[Directions]
Extract the text of every entry below exactly; leave images out.

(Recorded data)
---*---

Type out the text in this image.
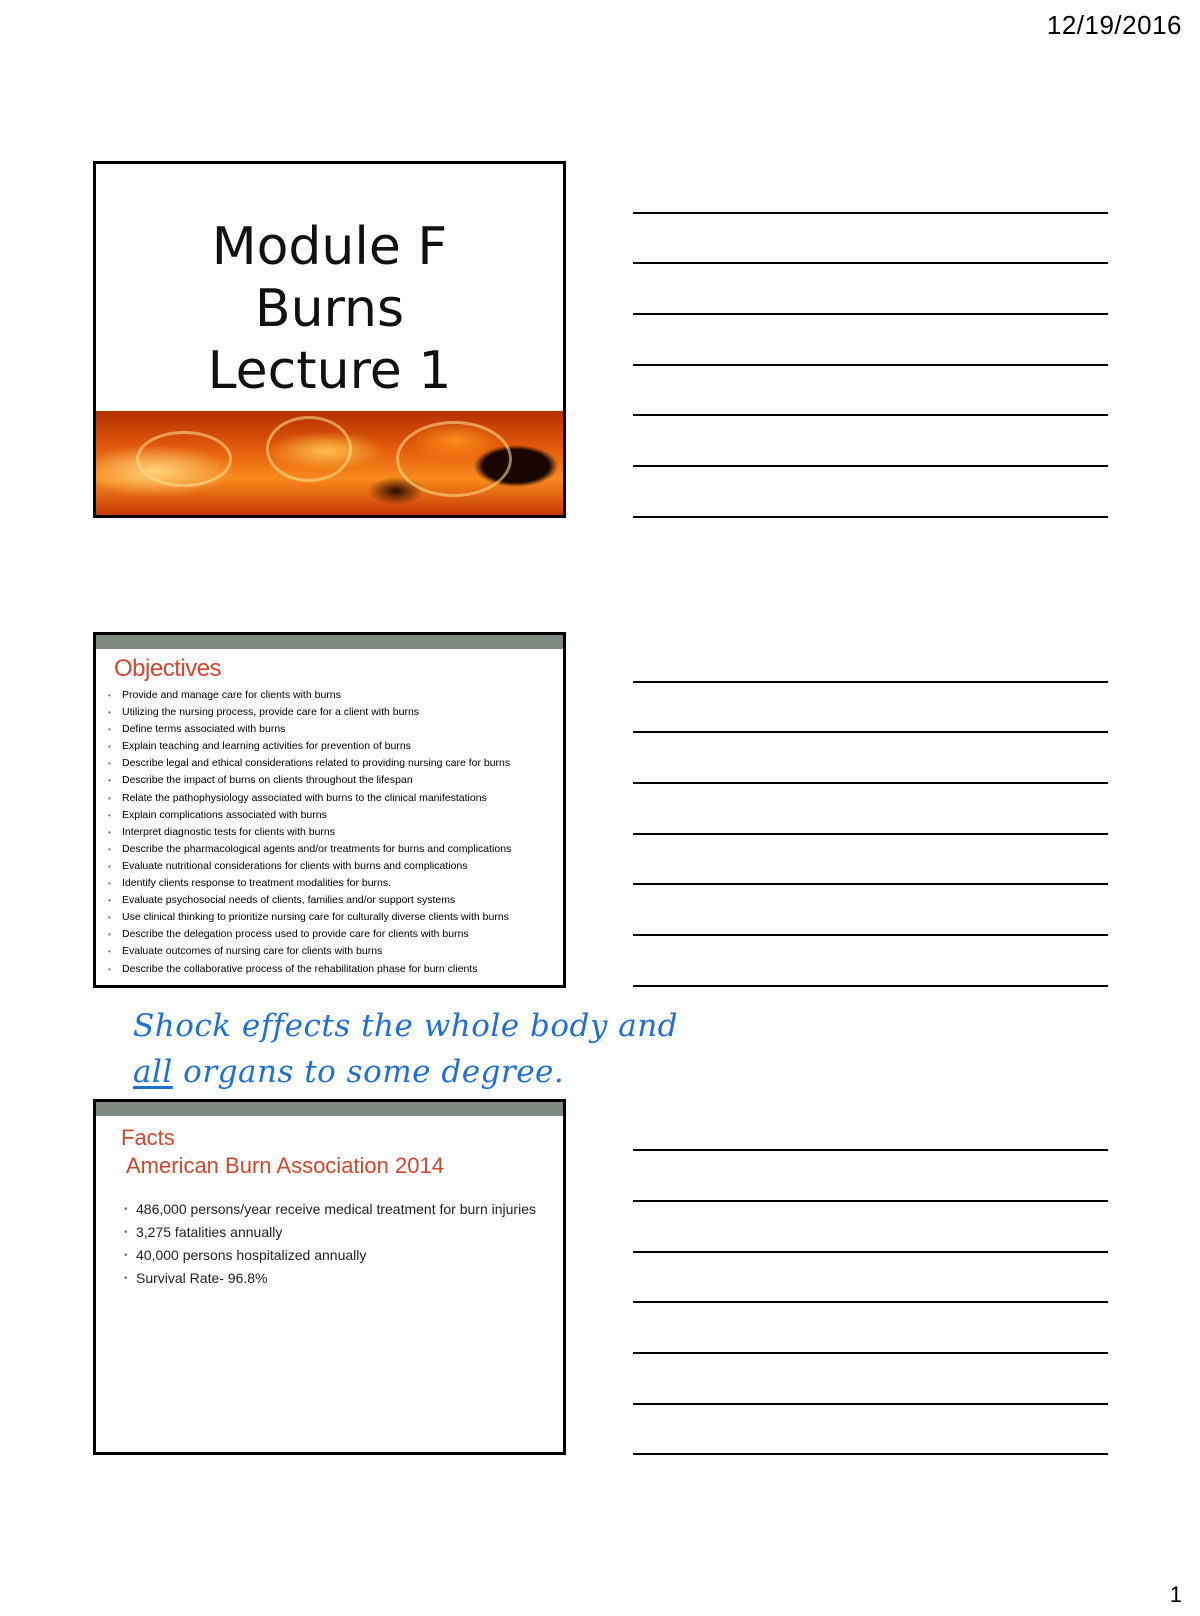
12/19/2016
Module F
Burns
Lecture 1
Objectives
• Provide and manage care for clients with burns
• Utilizing the nursing process, provide care for a client with burns
• Define terms associated with burns
• Explain teaching and learning activities for prevention of burns
• Describe legal and ethical considerations related to providing nursing care for burns
• Describe the impact of burns on clients throughout the lifespan
• Relate the pathophysiology associated with burns to the clinical manifestations
• Explain complications associated with burns
• Interpret diagnostic tests for clients with burns
• Describe the pharmacological agents and/or treatments for burns and complications
• Evaluate nutritional considerations for clients with burns and complications
• Identify clients response to treatment modalities for burns.
• Evaluate psychosocial needs of clients, families and/or support systems
• Use clinical thinking to prioritize nursing care for culturally diverse clients with burns
• Describe the delegation process used to provide care for clients with burns
• Evaluate outcomes of nursing care for clients with burns
• Describe the collaborative process of the rehabilitation phase for burn clients
Shock effects the whole body and
all organs to some degree.
Facts
American Burn Association 2014
• 486,000 persons/year receive medical treatment for burn injuries
• 3,275 fatalities annually
• 40,000 persons hospitalized annually
• Survival Rate- 96.8%
1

---*---

[Result]
Type out the text in this image.
12/19/2016
Module F
Burns
Lecture 1
Objectives
• Provide and manage care for clients with burns
• Utilizing the nursing process, provide care for a client with burns
• Define terms associated with burns
• Explain teaching and learning activities for prevention of burns
• Describe legal and ethical considerations related to providing nursing care for burns
• Describe the impact of burns on clients throughout the lifespan
• Relate the pathophysiology associated with burns to the clinical manifestations
• Explain complications associated with burns
• Interpret diagnostic tests for clients with burns
• Describe the pharmacological agents and/or treatments for burns and complications
• Evaluate nutritional considerations for clients with burns and complications
• Identify clients response to treatment modalities for burns.
• Evaluate psychosocial needs of clients, families and/or support systems
• Use clinical thinking to prioritize nursing care for culturally diverse clients with burns
• Describe the delegation process used to provide care for clients with burns
• Evaluate outcomes of nursing care for clients with burns
• Describe the collaborative process of the rehabilitation phase for burn clients
Shock effects the whole body and
all organs to some degree.
Facts
American Burn Association 2014
• 486,000 persons/year receive medical treatment for burn injuries
• 3,275 fatalities annually
• 40,000 persons hospitalized annually
• Survival Rate- 96.8%
1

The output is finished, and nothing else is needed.